Guillaume Tabard, éditorialiste politique au Figaro, met en lumière le « cauchemar d’une gauche divisée, donc inutile ». Il analyse comment l’absence d’unité idéologique et d’autorité fédératrice crée un véritable casse-tête, risquant de fragiliser davantage la gauche socialiste et sociale-démocrate en France. Pour Tabard, cette division représente le « dernier pouvoir des faibles », illustrant l’incapacité de cette frange politique à proposer un présidentiable consensuel ou à se positionner comme une force capable de remporter l’élection présidentielle.
La gauche « non mélenchoniste » peine à se définir autrement que par son rejet de La France Insoumise. Le divorce idéologique est profond : il y a peu de points communs entre la « démarchandisation » prônée par Boris Vallaud et l’ancrage européen renforcé défendu par Raphaël Glucksmann.
À cette fracture idéologique s’ajoute une rivalité personnelle exacerbée. Au sein du Parti Socialiste, Olivier Faure et Boris Vallaud sont en conflit, tandis que dans la mouvance sociale-démocrate, François Hollande et Raphaël Glucksmann se disputent le leadership.

-.-.-

Consigne
Poursuivez le texte sur les divisions de la gauche non mélenchoniste à partir de sa dernière phrase.

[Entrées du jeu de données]
-.-.-

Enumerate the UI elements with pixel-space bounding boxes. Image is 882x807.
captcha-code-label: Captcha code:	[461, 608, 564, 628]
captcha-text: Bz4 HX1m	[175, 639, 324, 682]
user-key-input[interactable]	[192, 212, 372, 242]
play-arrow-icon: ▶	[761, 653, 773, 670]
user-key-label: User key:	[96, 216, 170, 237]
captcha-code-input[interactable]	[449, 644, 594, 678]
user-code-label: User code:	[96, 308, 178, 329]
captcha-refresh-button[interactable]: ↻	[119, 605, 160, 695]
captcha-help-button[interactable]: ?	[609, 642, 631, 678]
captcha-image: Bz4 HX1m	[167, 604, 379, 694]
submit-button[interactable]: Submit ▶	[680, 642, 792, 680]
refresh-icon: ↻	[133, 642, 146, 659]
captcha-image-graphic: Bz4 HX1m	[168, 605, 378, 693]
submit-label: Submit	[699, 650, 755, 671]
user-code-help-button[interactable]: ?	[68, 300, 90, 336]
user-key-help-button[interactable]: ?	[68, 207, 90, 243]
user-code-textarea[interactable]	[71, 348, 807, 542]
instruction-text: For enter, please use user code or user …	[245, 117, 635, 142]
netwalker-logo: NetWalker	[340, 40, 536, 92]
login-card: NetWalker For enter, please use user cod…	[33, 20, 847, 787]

-.-.-

Réponse
Guillaume Tabard, reconnu pour ses analyses incisives de la politique française, est rédacteur en chef du service politique et éditorialiste au Figaro depuis 2013, et chroniqueur sur Radio Classique. Son édito politique est diffusé à 8h10 dans la matinale de Radio Classique.
Cette situation critique conduit la gauche à se chamailler sur sa meilleure façon d’exister et de peser, sans parvenir à créer un élan commun. La division de la gauche, un thème souvent abordé par Guillaume Tabard, est une constante dans le paysage politique français.